● TASK DESCRIPTION: Omit every picture and write out the rest of the records exactly.

● Figure contents as structured data:
┄┄┄┄┄┄┄┄┄┄
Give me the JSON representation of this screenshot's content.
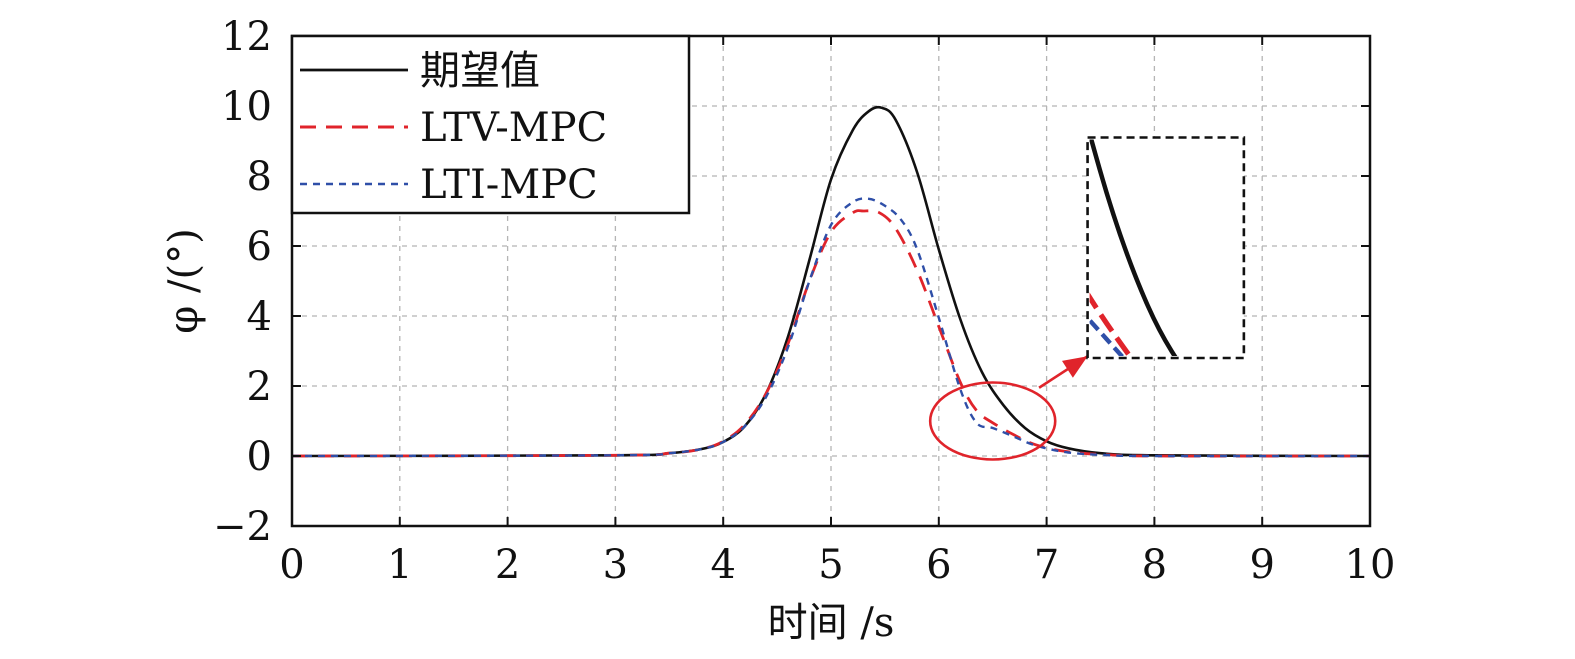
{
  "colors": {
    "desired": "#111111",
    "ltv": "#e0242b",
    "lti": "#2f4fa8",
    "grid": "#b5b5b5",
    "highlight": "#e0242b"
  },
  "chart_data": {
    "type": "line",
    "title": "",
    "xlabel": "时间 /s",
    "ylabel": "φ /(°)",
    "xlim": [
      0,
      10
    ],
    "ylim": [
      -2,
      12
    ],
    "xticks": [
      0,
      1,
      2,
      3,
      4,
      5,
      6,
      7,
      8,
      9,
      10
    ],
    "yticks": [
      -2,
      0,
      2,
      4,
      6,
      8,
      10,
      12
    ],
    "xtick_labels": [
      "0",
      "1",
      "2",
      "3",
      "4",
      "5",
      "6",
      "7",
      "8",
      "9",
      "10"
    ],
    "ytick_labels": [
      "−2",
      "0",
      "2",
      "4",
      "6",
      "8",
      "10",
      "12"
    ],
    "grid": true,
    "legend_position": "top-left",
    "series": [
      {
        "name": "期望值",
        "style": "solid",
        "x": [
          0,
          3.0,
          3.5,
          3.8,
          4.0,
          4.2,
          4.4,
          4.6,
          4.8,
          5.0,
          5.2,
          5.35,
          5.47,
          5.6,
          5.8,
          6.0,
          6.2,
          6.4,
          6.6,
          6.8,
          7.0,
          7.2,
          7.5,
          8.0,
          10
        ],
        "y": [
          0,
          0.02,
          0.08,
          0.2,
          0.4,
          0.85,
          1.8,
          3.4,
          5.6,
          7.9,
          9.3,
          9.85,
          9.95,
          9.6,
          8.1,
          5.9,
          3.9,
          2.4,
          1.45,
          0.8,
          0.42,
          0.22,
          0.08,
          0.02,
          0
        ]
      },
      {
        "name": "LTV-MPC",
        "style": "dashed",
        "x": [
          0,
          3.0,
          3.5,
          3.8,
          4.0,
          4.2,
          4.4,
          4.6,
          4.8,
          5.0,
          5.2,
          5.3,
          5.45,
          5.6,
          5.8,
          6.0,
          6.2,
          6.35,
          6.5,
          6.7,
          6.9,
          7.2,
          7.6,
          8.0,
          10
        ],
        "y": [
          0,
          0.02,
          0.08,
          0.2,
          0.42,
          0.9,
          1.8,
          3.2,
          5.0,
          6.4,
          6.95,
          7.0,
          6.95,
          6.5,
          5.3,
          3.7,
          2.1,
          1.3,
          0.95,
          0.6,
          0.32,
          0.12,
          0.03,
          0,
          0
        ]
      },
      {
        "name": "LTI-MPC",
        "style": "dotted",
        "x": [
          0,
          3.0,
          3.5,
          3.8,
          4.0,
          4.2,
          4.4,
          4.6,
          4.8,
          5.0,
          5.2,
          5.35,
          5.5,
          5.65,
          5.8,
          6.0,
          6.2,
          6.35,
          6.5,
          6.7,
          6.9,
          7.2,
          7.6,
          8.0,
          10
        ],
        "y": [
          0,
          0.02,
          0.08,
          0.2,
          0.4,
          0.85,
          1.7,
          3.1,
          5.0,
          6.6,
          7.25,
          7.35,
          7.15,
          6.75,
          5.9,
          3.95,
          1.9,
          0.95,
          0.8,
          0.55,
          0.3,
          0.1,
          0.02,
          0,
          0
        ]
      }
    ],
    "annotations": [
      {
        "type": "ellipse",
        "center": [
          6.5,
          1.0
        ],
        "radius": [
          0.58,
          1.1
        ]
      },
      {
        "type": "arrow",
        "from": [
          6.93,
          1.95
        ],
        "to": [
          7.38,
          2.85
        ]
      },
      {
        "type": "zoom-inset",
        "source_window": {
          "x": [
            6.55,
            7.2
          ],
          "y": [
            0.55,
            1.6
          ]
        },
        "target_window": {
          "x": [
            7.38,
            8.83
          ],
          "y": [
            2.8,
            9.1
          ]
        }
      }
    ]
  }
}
┄┄┄┄┄┄┄┄┄┄
● REPLY:
Give me the JSON representation of this screenshot's content.
{
  "colors": {
    "desired": "#111111",
    "ltv": "#e0242b",
    "lti": "#2f4fa8",
    "grid": "#b5b5b5",
    "highlight": "#e0242b"
  },
  "chart_data": {
    "type": "line",
    "title": "",
    "xlabel": "时间 /s",
    "ylabel": "φ /(°)",
    "xlim": [
      0,
      10
    ],
    "ylim": [
      -2,
      12
    ],
    "xticks": [
      0,
      1,
      2,
      3,
      4,
      5,
      6,
      7,
      8,
      9,
      10
    ],
    "yticks": [
      -2,
      0,
      2,
      4,
      6,
      8,
      10,
      12
    ],
    "xtick_labels": [
      "0",
      "1",
      "2",
      "3",
      "4",
      "5",
      "6",
      "7",
      "8",
      "9",
      "10"
    ],
    "ytick_labels": [
      "−2",
      "0",
      "2",
      "4",
      "6",
      "8",
      "10",
      "12"
    ],
    "grid": true,
    "legend_position": "top-left",
    "series": [
      {
        "name": "期望值",
        "style": "solid",
        "x": [
          0,
          3.0,
          3.5,
          3.8,
          4.0,
          4.2,
          4.4,
          4.6,
          4.8,
          5.0,
          5.2,
          5.35,
          5.47,
          5.6,
          5.8,
          6.0,
          6.2,
          6.4,
          6.6,
          6.8,
          7.0,
          7.2,
          7.5,
          8.0,
          10
        ],
        "y": [
          0,
          0.02,
          0.08,
          0.2,
          0.4,
          0.85,
          1.8,
          3.4,
          5.6,
          7.9,
          9.3,
          9.85,
          9.95,
          9.6,
          8.1,
          5.9,
          3.9,
          2.4,
          1.45,
          0.8,
          0.42,
          0.22,
          0.08,
          0.02,
          0
        ]
      },
      {
        "name": "LTV-MPC",
        "style": "dashed",
        "x": [
          0,
          3.0,
          3.5,
          3.8,
          4.0,
          4.2,
          4.4,
          4.6,
          4.8,
          5.0,
          5.2,
          5.3,
          5.45,
          5.6,
          5.8,
          6.0,
          6.2,
          6.35,
          6.5,
          6.7,
          6.9,
          7.2,
          7.6,
          8.0,
          10
        ],
        "y": [
          0,
          0.02,
          0.08,
          0.2,
          0.42,
          0.9,
          1.8,
          3.2,
          5.0,
          6.4,
          6.95,
          7.0,
          6.95,
          6.5,
          5.3,
          3.7,
          2.1,
          1.3,
          0.95,
          0.6,
          0.32,
          0.12,
          0.03,
          0,
          0
        ]
      },
      {
        "name": "LTI-MPC",
        "style": "dotted",
        "x": [
          0,
          3.0,
          3.5,
          3.8,
          4.0,
          4.2,
          4.4,
          4.6,
          4.8,
          5.0,
          5.2,
          5.35,
          5.5,
          5.65,
          5.8,
          6.0,
          6.2,
          6.35,
          6.5,
          6.7,
          6.9,
          7.2,
          7.6,
          8.0,
          10
        ],
        "y": [
          0,
          0.02,
          0.08,
          0.2,
          0.4,
          0.85,
          1.7,
          3.1,
          5.0,
          6.6,
          7.25,
          7.35,
          7.15,
          6.75,
          5.9,
          3.95,
          1.9,
          0.95,
          0.8,
          0.55,
          0.3,
          0.1,
          0.02,
          0,
          0
        ]
      }
    ],
    "annotations": [
      {
        "type": "ellipse",
        "center": [
          6.5,
          1.0
        ],
        "radius": [
          0.58,
          1.1
        ]
      },
      {
        "type": "arrow",
        "from": [
          6.93,
          1.95
        ],
        "to": [
          7.38,
          2.85
        ]
      },
      {
        "type": "zoom-inset",
        "source_window": {
          "x": [
            6.55,
            7.2
          ],
          "y": [
            0.55,
            1.6
          ]
        },
        "target_window": {
          "x": [
            7.38,
            8.83
          ],
          "y": [
            2.8,
            9.1
          ]
        }
      }
    ]
  }
}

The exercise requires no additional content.